WRITTEN PROBLEM
Your task is to copy every record exactly.

INFORMATION SHOWN
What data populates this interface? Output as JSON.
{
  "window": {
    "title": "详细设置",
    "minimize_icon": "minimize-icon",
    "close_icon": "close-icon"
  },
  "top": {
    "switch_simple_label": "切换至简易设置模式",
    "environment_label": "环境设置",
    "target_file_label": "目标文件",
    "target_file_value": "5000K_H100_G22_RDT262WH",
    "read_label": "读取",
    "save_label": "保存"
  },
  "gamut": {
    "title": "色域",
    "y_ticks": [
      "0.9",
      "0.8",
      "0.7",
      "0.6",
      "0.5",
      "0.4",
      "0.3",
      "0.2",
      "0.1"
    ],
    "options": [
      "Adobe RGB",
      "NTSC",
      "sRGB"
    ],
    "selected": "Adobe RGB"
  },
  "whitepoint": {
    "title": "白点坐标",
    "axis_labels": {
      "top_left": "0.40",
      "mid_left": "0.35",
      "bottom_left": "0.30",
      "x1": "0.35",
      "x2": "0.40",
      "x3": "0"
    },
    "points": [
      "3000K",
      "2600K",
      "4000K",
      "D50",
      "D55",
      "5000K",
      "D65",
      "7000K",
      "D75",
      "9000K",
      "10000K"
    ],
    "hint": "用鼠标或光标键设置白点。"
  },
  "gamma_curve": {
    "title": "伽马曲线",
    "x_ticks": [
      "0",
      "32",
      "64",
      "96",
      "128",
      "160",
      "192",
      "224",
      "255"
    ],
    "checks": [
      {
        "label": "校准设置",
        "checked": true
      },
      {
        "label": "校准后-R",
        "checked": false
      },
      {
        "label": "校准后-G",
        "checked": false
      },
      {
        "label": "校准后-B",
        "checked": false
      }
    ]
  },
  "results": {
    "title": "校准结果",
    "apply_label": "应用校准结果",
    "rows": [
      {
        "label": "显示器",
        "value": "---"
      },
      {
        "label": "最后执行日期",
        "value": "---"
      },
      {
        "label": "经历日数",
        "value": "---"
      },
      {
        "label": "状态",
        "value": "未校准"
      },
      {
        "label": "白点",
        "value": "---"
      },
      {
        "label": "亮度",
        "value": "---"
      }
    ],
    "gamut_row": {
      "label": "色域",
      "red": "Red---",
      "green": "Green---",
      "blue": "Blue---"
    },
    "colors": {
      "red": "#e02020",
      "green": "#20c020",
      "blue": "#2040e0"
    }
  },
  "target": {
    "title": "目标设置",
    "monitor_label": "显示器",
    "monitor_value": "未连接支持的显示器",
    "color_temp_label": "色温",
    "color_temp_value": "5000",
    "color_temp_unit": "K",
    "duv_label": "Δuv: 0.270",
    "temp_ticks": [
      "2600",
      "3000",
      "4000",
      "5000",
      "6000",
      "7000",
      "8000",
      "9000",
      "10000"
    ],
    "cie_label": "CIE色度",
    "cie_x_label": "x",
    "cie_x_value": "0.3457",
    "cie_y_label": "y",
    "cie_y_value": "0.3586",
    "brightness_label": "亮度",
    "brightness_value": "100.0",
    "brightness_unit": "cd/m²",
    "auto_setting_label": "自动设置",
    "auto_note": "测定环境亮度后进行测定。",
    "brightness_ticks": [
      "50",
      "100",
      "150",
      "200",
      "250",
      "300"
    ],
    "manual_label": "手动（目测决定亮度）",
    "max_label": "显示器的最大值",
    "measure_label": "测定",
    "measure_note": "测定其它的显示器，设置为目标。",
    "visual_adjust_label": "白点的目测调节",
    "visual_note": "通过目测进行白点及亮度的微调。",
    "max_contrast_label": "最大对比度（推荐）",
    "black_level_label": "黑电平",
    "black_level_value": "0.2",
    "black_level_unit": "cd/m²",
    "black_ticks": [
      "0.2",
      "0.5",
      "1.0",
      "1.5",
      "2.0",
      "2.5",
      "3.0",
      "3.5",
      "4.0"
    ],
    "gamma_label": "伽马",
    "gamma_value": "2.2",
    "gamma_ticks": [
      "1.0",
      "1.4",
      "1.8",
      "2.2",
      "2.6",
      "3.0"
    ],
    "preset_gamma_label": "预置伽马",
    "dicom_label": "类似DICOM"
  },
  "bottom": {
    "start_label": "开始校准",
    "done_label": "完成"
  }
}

EXERCISE OUTPUT
What data populates this interface? Output as JSON.
{
  "window": {
    "title": "详细设置",
    "minimize_icon": "minimize-icon",
    "close_icon": "close-icon"
  },
  "top": {
    "switch_simple_label": "切换至简易设置模式",
    "environment_label": "环境设置",
    "target_file_label": "目标文件",
    "target_file_value": "5000K_H100_G22_RDT262WH",
    "read_label": "读取",
    "save_label": "保存"
  },
  "gamut": {
    "title": "色域",
    "y_ticks": [
      "0.9",
      "0.8",
      "0.7",
      "0.6",
      "0.5",
      "0.4",
      "0.3",
      "0.2",
      "0.1"
    ],
    "options": [
      "Adobe RGB",
      "NTSC",
      "sRGB"
    ],
    "selected": "Adobe RGB"
  },
  "whitepoint": {
    "title": "白点坐标",
    "axis_labels": {
      "top_left": "0.40",
      "mid_left": "0.35",
      "bottom_left": "0.30",
      "x1": "0.35",
      "x2": "0.40",
      "x3": "0"
    },
    "points": [
      "3000K",
      "2600K",
      "4000K",
      "D50",
      "D55",
      "5000K",
      "D65",
      "7000K",
      "D75",
      "9000K",
      "10000K"
    ],
    "hint": "用鼠标或光标键设置白点。"
  },
  "gamma_curve": {
    "title": "伽马曲线",
    "x_ticks": [
      "0",
      "32",
      "64",
      "96",
      "128",
      "160",
      "192",
      "224",
      "255"
    ],
    "checks": [
      {
        "label": "校准设置",
        "checked": true
      },
      {
        "label": "校准后-R",
        "checked": false
      },
      {
        "label": "校准后-G",
        "checked": false
      },
      {
        "label": "校准后-B",
        "checked": false
      }
    ]
  },
  "results": {
    "title": "校准结果",
    "apply_label": "应用校准结果",
    "rows": [
      {
        "label": "显示器",
        "value": "---"
      },
      {
        "label": "最后执行日期",
        "value": "---"
      },
      {
        "label": "经历日数",
        "value": "---"
      },
      {
        "label": "状态",
        "value": "未校准"
      },
      {
        "label": "白点",
        "value": "---"
      },
      {
        "label": "亮度",
        "value": "---"
      }
    ],
    "gamut_row": {
      "label": "色域",
      "red": "Red---",
      "green": "Green---",
      "blue": "Blue---"
    },
    "colors": {
      "red": "#e02020",
      "green": "#20c020",
      "blue": "#2040e0"
    }
  },
  "target": {
    "title": "目标设置",
    "monitor_label": "显示器",
    "monitor_value": "未连接支持的显示器",
    "color_temp_label": "色温",
    "color_temp_value": "5000",
    "color_temp_unit": "K",
    "duv_label": "Δuv: 0.270",
    "temp_ticks": [
      "2600",
      "3000",
      "4000",
      "5000",
      "6000",
      "7000",
      "8000",
      "9000",
      "10000"
    ],
    "cie_label": "CIE色度",
    "cie_x_label": "x",
    "cie_x_value": "0.3457",
    "cie_y_label": "y",
    "cie_y_value": "0.3586",
    "brightness_label": "亮度",
    "brightness_value": "100.0",
    "brightness_unit": "cd/m²",
    "auto_setting_label": "自动设置",
    "auto_note": "测定环境亮度后进行测定。",
    "brightness_ticks": [
      "50",
      "100",
      "150",
      "200",
      "250",
      "300"
    ],
    "manual_label": "手动（目测决定亮度）",
    "max_label": "显示器的最大值",
    "measure_label": "测定",
    "measure_note": "测定其它的显示器，设置为目标。",
    "visual_adjust_label": "白点的目测调节",
    "visual_note": "通过目测进行白点及亮度的微调。",
    "max_contrast_label": "最大对比度（推荐）",
    "black_level_label": "黑电平",
    "black_level_value": "0.2",
    "black_level_unit": "cd/m²",
    "black_ticks": [
      "0.2",
      "0.5",
      "1.0",
      "1.5",
      "2.0",
      "2.5",
      "3.0",
      "3.5",
      "4.0"
    ],
    "gamma_label": "伽马",
    "gamma_value": "2.2",
    "gamma_ticks": [
      "1.0",
      "1.4",
      "1.8",
      "2.2",
      "2.6",
      "3.0"
    ],
    "preset_gamma_label": "预置伽马",
    "dicom_label": "类似DICOM"
  },
  "bottom": {
    "start_label": "开始校准",
    "done_label": "完成"
  }
}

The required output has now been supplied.